SET EXERCISE: Write out every single entry exactly.

SOURCE RECORDS:
Start

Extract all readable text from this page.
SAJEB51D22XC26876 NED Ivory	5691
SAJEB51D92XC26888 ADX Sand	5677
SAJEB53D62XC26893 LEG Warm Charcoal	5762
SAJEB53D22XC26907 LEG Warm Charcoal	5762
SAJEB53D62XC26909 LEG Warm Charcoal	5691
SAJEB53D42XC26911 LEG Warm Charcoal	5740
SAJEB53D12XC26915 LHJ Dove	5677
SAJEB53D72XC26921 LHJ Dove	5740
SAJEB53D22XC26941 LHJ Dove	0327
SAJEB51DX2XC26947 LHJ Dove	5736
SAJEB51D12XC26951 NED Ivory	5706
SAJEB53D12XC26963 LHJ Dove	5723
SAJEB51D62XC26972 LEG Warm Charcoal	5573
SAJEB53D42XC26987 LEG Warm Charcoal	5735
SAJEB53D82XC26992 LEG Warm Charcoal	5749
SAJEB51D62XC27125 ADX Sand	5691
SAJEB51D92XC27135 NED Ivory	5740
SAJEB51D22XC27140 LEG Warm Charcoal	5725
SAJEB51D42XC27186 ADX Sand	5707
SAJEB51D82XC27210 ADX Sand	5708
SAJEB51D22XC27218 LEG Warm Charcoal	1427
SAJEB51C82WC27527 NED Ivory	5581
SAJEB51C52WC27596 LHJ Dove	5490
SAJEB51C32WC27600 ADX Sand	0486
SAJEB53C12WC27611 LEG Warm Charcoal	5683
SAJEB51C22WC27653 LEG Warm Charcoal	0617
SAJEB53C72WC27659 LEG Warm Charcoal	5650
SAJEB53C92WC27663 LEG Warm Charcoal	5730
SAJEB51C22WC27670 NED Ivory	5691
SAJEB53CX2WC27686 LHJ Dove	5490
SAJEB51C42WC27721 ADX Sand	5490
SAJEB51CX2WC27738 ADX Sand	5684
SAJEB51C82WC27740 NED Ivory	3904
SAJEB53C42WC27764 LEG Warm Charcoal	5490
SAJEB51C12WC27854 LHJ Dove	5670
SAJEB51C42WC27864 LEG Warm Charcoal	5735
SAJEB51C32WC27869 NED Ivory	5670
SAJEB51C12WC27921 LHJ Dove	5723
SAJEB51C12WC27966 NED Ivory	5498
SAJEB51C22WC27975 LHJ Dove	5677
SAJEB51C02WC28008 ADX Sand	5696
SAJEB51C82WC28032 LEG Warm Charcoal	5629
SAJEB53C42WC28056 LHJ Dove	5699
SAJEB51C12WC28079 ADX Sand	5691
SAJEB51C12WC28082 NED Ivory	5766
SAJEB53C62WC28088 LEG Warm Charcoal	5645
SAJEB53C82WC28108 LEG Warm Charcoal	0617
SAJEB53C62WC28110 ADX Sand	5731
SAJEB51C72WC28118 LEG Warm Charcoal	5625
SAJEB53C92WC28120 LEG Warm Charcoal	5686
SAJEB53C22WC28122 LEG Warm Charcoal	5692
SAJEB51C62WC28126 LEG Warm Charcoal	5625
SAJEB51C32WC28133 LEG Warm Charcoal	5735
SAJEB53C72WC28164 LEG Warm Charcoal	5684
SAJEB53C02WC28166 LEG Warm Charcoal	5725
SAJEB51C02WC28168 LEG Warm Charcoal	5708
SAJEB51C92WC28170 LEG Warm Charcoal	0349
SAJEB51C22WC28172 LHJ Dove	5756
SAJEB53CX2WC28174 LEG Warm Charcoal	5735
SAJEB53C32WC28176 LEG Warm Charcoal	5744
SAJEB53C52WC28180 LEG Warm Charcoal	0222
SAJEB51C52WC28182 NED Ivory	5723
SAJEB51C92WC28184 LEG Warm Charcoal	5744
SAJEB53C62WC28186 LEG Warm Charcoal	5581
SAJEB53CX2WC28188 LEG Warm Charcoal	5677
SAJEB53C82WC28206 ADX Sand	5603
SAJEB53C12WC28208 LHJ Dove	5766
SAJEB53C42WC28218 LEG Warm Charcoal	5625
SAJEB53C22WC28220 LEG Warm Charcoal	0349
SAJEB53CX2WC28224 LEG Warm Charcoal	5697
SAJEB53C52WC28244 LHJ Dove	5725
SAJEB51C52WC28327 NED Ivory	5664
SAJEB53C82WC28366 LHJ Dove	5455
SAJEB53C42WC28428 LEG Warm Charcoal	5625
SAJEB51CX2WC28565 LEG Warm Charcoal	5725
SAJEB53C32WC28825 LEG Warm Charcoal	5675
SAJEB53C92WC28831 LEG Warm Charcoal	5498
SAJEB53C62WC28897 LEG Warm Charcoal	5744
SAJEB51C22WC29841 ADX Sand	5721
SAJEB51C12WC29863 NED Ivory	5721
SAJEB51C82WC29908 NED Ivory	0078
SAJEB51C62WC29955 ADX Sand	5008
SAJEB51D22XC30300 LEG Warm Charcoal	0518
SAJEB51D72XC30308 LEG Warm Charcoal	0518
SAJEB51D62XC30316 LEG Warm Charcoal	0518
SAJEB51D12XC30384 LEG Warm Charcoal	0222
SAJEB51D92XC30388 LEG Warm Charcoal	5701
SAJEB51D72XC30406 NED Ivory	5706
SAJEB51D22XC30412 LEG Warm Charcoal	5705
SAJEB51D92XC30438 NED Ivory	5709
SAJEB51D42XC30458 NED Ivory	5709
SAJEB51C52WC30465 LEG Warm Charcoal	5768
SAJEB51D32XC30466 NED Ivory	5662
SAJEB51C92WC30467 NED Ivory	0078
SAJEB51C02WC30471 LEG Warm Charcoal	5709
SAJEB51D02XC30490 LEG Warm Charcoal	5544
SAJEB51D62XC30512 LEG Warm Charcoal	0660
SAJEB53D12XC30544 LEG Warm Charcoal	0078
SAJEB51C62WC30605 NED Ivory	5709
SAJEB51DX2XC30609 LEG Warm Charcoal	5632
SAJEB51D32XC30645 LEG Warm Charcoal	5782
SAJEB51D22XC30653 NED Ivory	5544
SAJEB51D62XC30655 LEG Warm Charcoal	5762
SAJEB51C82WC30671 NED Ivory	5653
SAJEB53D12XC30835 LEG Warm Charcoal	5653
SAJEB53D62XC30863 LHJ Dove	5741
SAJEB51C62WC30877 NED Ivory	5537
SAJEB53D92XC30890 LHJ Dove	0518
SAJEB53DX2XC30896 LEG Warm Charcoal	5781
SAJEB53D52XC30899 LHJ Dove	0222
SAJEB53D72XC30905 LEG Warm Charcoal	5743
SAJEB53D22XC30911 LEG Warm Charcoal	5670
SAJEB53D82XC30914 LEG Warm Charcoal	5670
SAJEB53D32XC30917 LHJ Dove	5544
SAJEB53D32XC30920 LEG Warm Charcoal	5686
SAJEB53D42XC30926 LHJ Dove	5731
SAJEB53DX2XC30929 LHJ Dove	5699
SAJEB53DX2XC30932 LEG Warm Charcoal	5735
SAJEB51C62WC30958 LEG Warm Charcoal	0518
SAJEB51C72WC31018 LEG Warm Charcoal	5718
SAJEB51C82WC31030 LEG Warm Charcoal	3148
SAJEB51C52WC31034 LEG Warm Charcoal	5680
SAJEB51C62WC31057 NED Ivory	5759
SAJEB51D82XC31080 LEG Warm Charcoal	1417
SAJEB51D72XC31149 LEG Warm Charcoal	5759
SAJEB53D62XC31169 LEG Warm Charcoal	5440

End

RESULT OF THIS TASK:
Extract all readable text from this page.
SAJEB51D22XC26876 NED Ivory	5691
SAJEB51D92XC26888 ADX Sand	5677
SAJEB53D62XC26893 LEG Warm Charcoal	5762
SAJEB53D22XC26907 LEG Warm Charcoal	5762
SAJEB53D62XC26909 LEG Warm Charcoal	5691
SAJEB53D42XC26911 LEG Warm Charcoal	5740
SAJEB53D12XC26915 LHJ Dove	5677
SAJEB53D72XC26921 LHJ Dove	5740
SAJEB53D22XC26941 LHJ Dove	0327
SAJEB51DX2XC26947 LHJ Dove	5736
SAJEB51D12XC26951 NED Ivory	5706
SAJEB53D12XC26963 LHJ Dove	5723
SAJEB51D62XC26972 LEG Warm Charcoal	5573
SAJEB53D42XC26987 LEG Warm Charcoal	5735
SAJEB53D82XC26992 LEG Warm Charcoal	5749
SAJEB51D62XC27125 ADX Sand	5691
SAJEB51D92XC27135 NED Ivory	5740
SAJEB51D22XC27140 LEG Warm Charcoal	5725
SAJEB51D42XC27186 ADX Sand	5707
SAJEB51D82XC27210 ADX Sand	5708
SAJEB51D22XC27218 LEG Warm Charcoal	1427
SAJEB51C82WC27527 NED Ivory	5581
SAJEB51C52WC27596 LHJ Dove	5490
SAJEB51C32WC27600 ADX Sand	0486
SAJEB53C12WC27611 LEG Warm Charcoal	5683
SAJEB51C22WC27653 LEG Warm Charcoal	0617
SAJEB53C72WC27659 LEG Warm Charcoal	5650
SAJEB53C92WC27663 LEG Warm Charcoal	5730
SAJEB51C22WC27670 NED Ivory	5691
SAJEB53CX2WC27686 LHJ Dove	5490
SAJEB51C42WC27721 ADX Sand	5490
SAJEB51CX2WC27738 ADX Sand	5684
SAJEB51C82WC27740 NED Ivory	3904
SAJEB53C42WC27764 LEG Warm Charcoal	5490
SAJEB51C12WC27854 LHJ Dove	5670
SAJEB51C42WC27864 LEG Warm Charcoal	5735
SAJEB51C32WC27869 NED Ivory	5670
SAJEB51C12WC27921 LHJ Dove	5723
SAJEB51C12WC27966 NED Ivory	5498
SAJEB51C22WC27975 LHJ Dove	5677
SAJEB51C02WC28008 ADX Sand	5696
SAJEB51C82WC28032 LEG Warm Charcoal	5629
SAJEB53C42WC28056 LHJ Dove	5699
SAJEB51C12WC28079 ADX Sand	5691
SAJEB51C12WC28082 NED Ivory	5766
SAJEB53C62WC28088 LEG Warm Charcoal	5645
SAJEB53C82WC28108 LEG Warm Charcoal	0617
SAJEB53C62WC28110 ADX Sand	5731
SAJEB51C72WC28118 LEG Warm Charcoal	5625
SAJEB53C92WC28120 LEG Warm Charcoal	5686
SAJEB53C22WC28122 LEG Warm Charcoal	5692
SAJEB51C62WC28126 LEG Warm Charcoal	5625
SAJEB51C32WC28133 LEG Warm Charcoal	5735
SAJEB53C72WC28164 LEG Warm Charcoal	5684
SAJEB53C02WC28166 LEG Warm Charcoal	5725
SAJEB51C02WC28168 LEG Warm Charcoal	5708
SAJEB51C92WC28170 LEG Warm Charcoal	0349
SAJEB51C22WC28172 LHJ Dove	5756
SAJEB53CX2WC28174 LEG Warm Charcoal	5735
SAJEB53C32WC28176 LEG Warm Charcoal	5744
SAJEB53C52WC28180 LEG Warm Charcoal	0222
SAJEB51C52WC28182 NED Ivory	5723
SAJEB51C92WC28184 LEG Warm Charcoal	5744
SAJEB53C62WC28186 LEG Warm Charcoal	5581
SAJEB53CX2WC28188 LEG Warm Charcoal	5677
SAJEB53C82WC28206 ADX Sand	5603
SAJEB53C12WC28208 LHJ Dove	5766
SAJEB53C42WC28218 LEG Warm Charcoal	5625
SAJEB53C22WC28220 LEG Warm Charcoal	0349
SAJEB53CX2WC28224 LEG Warm Charcoal	5697
SAJEB53C52WC28244 LHJ Dove	5725
SAJEB51C52WC28327 NED Ivory	5664
SAJEB53C82WC28366 LHJ Dove	5455
SAJEB53C42WC28428 LEG Warm Charcoal	5625
SAJEB51CX2WC28565 LEG Warm Charcoal	5725
SAJEB53C32WC28825 LEG Warm Charcoal	5675
SAJEB53C92WC28831 LEG Warm Charcoal	5498
SAJEB53C62WC28897 LEG Warm Charcoal	5744
SAJEB51C22WC29841 ADX Sand	5721
SAJEB51C12WC29863 NED Ivory	5721
SAJEB51C82WC29908 NED Ivory	0078
SAJEB51C62WC29955 ADX Sand	5008
SAJEB51D22XC30300 LEG Warm Charcoal	0518
SAJEB51D72XC30308 LEG Warm Charcoal	0518
SAJEB51D62XC30316 LEG Warm Charcoal	0518
SAJEB51D12XC30384 LEG Warm Charcoal	0222
SAJEB51D92XC30388 LEG Warm Charcoal	5701
SAJEB51D72XC30406 NED Ivory	5706
SAJEB51D22XC30412 LEG Warm Charcoal	5705
SAJEB51D92XC30438 NED Ivory	5709
SAJEB51D42XC30458 NED Ivory	5709
SAJEB51C52WC30465 LEG Warm Charcoal	5768
SAJEB51D32XC30466 NED Ivory	5662
SAJEB51C92WC30467 NED Ivory	0078
SAJEB51C02WC30471 LEG Warm Charcoal	5709
SAJEB51D02XC30490 LEG Warm Charcoal	5544
SAJEB51D62XC30512 LEG Warm Charcoal	0660
SAJEB53D12XC30544 LEG Warm Charcoal	0078
SAJEB51C62WC30605 NED Ivory	5709
SAJEB51DX2XC30609 LEG Warm Charcoal	5632
SAJEB51D32XC30645 LEG Warm Charcoal	5782
SAJEB51D22XC30653 NED Ivory	5544
SAJEB51D62XC30655 LEG Warm Charcoal	5762
SAJEB51C82WC30671 NED Ivory	5653
SAJEB53D12XC30835 LEG Warm Charcoal	5653
SAJEB53D62XC30863 LHJ Dove	5741
SAJEB51C62WC30877 NED Ivory	5537
SAJEB53D92XC30890 LHJ Dove	0518
SAJEB53DX2XC30896 LEG Warm Charcoal	5781
SAJEB53D52XC30899 LHJ Dove	0222
SAJEB53D72XC30905 LEG Warm Charcoal	5743
SAJEB53D22XC30911 LEG Warm Charcoal	5670
SAJEB53D82XC30914 LEG Warm Charcoal	5670
SAJEB53D32XC30917 LHJ Dove	5544
SAJEB53D32XC30920 LEG Warm Charcoal	5686
SAJEB53D42XC30926 LHJ Dove	5731
SAJEB53DX2XC30929 LHJ Dove	5699
SAJEB53DX2XC30932 LEG Warm Charcoal	5735
SAJEB51C62WC30958 LEG Warm Charcoal	0518
SAJEB51C72WC31018 LEG Warm Charcoal	5718
SAJEB51C82WC31030 LEG Warm Charcoal	3148
SAJEB51C52WC31034 LEG Warm Charcoal	5680
SAJEB51C62WC31057 NED Ivory	5759
SAJEB51D82XC31080 LEG Warm Charcoal	1417
SAJEB51D72XC31149 LEG Warm Charcoal	5759
SAJEB53D62XC31169 LEG Warm Charcoal	5440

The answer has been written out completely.